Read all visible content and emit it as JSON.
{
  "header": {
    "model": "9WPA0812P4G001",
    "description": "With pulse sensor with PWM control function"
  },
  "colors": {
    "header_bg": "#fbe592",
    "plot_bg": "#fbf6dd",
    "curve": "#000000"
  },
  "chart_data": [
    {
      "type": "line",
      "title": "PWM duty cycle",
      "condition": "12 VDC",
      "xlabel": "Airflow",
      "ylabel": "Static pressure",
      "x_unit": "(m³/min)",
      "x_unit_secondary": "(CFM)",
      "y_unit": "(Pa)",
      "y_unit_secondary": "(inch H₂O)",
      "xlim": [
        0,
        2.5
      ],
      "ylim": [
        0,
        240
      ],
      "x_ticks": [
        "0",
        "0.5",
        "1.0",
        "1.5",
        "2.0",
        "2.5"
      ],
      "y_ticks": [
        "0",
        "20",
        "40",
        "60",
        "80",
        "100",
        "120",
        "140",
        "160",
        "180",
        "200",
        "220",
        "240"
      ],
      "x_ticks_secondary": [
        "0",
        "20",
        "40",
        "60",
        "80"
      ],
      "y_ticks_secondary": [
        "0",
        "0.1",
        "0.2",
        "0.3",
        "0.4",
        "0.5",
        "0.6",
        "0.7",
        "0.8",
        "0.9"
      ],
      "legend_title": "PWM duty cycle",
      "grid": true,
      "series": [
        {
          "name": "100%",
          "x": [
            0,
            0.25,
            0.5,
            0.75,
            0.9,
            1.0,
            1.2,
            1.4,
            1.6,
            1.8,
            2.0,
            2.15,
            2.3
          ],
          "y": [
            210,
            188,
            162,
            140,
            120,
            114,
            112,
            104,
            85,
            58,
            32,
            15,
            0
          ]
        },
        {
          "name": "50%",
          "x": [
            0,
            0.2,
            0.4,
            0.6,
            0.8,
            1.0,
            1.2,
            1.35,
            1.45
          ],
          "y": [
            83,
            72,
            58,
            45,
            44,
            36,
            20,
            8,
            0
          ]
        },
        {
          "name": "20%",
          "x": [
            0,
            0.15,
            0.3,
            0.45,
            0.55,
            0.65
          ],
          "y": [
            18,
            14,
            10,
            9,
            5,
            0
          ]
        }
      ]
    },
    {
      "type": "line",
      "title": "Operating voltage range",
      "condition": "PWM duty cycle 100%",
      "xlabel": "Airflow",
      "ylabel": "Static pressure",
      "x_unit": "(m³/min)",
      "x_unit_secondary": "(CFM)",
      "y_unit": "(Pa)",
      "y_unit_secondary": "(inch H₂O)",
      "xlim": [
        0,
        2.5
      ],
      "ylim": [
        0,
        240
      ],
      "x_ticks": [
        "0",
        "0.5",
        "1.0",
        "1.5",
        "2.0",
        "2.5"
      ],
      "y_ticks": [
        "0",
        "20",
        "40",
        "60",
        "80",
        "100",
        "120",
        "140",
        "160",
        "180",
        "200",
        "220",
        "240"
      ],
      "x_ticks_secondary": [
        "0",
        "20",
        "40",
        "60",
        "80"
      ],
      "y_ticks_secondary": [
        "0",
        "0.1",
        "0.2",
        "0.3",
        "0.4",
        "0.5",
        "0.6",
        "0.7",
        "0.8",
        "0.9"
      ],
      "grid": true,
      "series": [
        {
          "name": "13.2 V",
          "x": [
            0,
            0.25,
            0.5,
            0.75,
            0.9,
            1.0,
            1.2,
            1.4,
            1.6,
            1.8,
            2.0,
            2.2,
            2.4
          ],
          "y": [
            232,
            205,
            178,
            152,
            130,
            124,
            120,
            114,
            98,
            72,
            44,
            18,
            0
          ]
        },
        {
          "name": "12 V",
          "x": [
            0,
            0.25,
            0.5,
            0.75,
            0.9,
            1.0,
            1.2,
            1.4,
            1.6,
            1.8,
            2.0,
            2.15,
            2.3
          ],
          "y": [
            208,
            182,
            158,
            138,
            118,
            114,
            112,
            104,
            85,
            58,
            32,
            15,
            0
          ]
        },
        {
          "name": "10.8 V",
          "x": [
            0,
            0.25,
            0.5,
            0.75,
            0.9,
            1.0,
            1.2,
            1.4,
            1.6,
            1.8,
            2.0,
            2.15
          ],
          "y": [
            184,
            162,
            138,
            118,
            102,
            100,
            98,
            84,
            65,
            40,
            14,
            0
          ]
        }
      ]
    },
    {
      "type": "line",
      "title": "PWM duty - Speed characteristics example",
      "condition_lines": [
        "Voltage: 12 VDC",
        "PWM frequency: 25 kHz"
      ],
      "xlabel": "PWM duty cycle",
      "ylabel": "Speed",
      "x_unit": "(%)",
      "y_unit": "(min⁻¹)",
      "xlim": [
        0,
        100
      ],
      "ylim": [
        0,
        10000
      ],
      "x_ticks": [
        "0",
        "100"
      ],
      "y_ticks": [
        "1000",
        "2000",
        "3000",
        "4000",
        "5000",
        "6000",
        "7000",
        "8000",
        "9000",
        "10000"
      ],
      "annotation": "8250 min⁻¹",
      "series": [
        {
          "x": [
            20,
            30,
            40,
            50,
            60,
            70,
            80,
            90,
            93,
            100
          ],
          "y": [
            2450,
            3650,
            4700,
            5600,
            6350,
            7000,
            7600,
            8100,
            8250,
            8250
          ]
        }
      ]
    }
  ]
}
+ + + +
» **TASK REQUIREMENTS**
Return every line of the material exactly.

» **SOLUTION TO THE PROBLEM**
Read all visible content and emit it as JSON.
{
  "header": {
    "model": "9WPA0812P4G001",
    "description": "With pulse sensor with PWM control function"
  },
  "colors": {
    "header_bg": "#fbe592",
    "plot_bg": "#fbf6dd",
    "curve": "#000000"
  },
  "chart_data": [
    {
      "type": "line",
      "title": "PWM duty cycle",
      "condition": "12 VDC",
      "xlabel": "Airflow",
      "ylabel": "Static pressure",
      "x_unit": "(m³/min)",
      "x_unit_secondary": "(CFM)",
      "y_unit": "(Pa)",
      "y_unit_secondary": "(inch H₂O)",
      "xlim": [
        0,
        2.5
      ],
      "ylim": [
        0,
        240
      ],
      "x_ticks": [
        "0",
        "0.5",
        "1.0",
        "1.5",
        "2.0",
        "2.5"
      ],
      "y_ticks": [
        "0",
        "20",
        "40",
        "60",
        "80",
        "100",
        "120",
        "140",
        "160",
        "180",
        "200",
        "220",
        "240"
      ],
      "x_ticks_secondary": [
        "0",
        "20",
        "40",
        "60",
        "80"
      ],
      "y_ticks_secondary": [
        "0",
        "0.1",
        "0.2",
        "0.3",
        "0.4",
        "0.5",
        "0.6",
        "0.7",
        "0.8",
        "0.9"
      ],
      "legend_title": "PWM duty cycle",
      "grid": true,
      "series": [
        {
          "name": "100%",
          "x": [
            0,
            0.25,
            0.5,
            0.75,
            0.9,
            1.0,
            1.2,
            1.4,
            1.6,
            1.8,
            2.0,
            2.15,
            2.3
          ],
          "y": [
            210,
            188,
            162,
            140,
            120,
            114,
            112,
            104,
            85,
            58,
            32,
            15,
            0
          ]
        },
        {
          "name": "50%",
          "x": [
            0,
            0.2,
            0.4,
            0.6,
            0.8,
            1.0,
            1.2,
            1.35,
            1.45
          ],
          "y": [
            83,
            72,
            58,
            45,
            44,
            36,
            20,
            8,
            0
          ]
        },
        {
          "name": "20%",
          "x": [
            0,
            0.15,
            0.3,
            0.45,
            0.55,
            0.65
          ],
          "y": [
            18,
            14,
            10,
            9,
            5,
            0
          ]
        }
      ]
    },
    {
      "type": "line",
      "title": "Operating voltage range",
      "condition": "PWM duty cycle 100%",
      "xlabel": "Airflow",
      "ylabel": "Static pressure",
      "x_unit": "(m³/min)",
      "x_unit_secondary": "(CFM)",
      "y_unit": "(Pa)",
      "y_unit_secondary": "(inch H₂O)",
      "xlim": [
        0,
        2.5
      ],
      "ylim": [
        0,
        240
      ],
      "x_ticks": [
        "0",
        "0.5",
        "1.0",
        "1.5",
        "2.0",
        "2.5"
      ],
      "y_ticks": [
        "0",
        "20",
        "40",
        "60",
        "80",
        "100",
        "120",
        "140",
        "160",
        "180",
        "200",
        "220",
        "240"
      ],
      "x_ticks_secondary": [
        "0",
        "20",
        "40",
        "60",
        "80"
      ],
      "y_ticks_secondary": [
        "0",
        "0.1",
        "0.2",
        "0.3",
        "0.4",
        "0.5",
        "0.6",
        "0.7",
        "0.8",
        "0.9"
      ],
      "grid": true,
      "series": [
        {
          "name": "13.2 V",
          "x": [
            0,
            0.25,
            0.5,
            0.75,
            0.9,
            1.0,
            1.2,
            1.4,
            1.6,
            1.8,
            2.0,
            2.2,
            2.4
          ],
          "y": [
            232,
            205,
            178,
            152,
            130,
            124,
            120,
            114,
            98,
            72,
            44,
            18,
            0
          ]
        },
        {
          "name": "12 V",
          "x": [
            0,
            0.25,
            0.5,
            0.75,
            0.9,
            1.0,
            1.2,
            1.4,
            1.6,
            1.8,
            2.0,
            2.15,
            2.3
          ],
          "y": [
            208,
            182,
            158,
            138,
            118,
            114,
            112,
            104,
            85,
            58,
            32,
            15,
            0
          ]
        },
        {
          "name": "10.8 V",
          "x": [
            0,
            0.25,
            0.5,
            0.75,
            0.9,
            1.0,
            1.2,
            1.4,
            1.6,
            1.8,
            2.0,
            2.15
          ],
          "y": [
            184,
            162,
            138,
            118,
            102,
            100,
            98,
            84,
            65,
            40,
            14,
            0
          ]
        }
      ]
    },
    {
      "type": "line",
      "title": "PWM duty - Speed characteristics example",
      "condition_lines": [
        "Voltage: 12 VDC",
        "PWM frequency: 25 kHz"
      ],
      "xlabel": "PWM duty cycle",
      "ylabel": "Speed",
      "x_unit": "(%)",
      "y_unit": "(min⁻¹)",
      "xlim": [
        0,
        100
      ],
      "ylim": [
        0,
        10000
      ],
      "x_ticks": [
        "0",
        "100"
      ],
      "y_ticks": [
        "1000",
        "2000",
        "3000",
        "4000",
        "5000",
        "6000",
        "7000",
        "8000",
        "9000",
        "10000"
      ],
      "annotation": "8250 min⁻¹",
      "series": [
        {
          "x": [
            20,
            30,
            40,
            50,
            60,
            70,
            80,
            90,
            93,
            100
          ],
          "y": [
            2450,
            3650,
            4700,
            5600,
            6350,
            7000,
            7600,
            8100,
            8250,
            8250
          ]
        }
      ]
    }
  ]
}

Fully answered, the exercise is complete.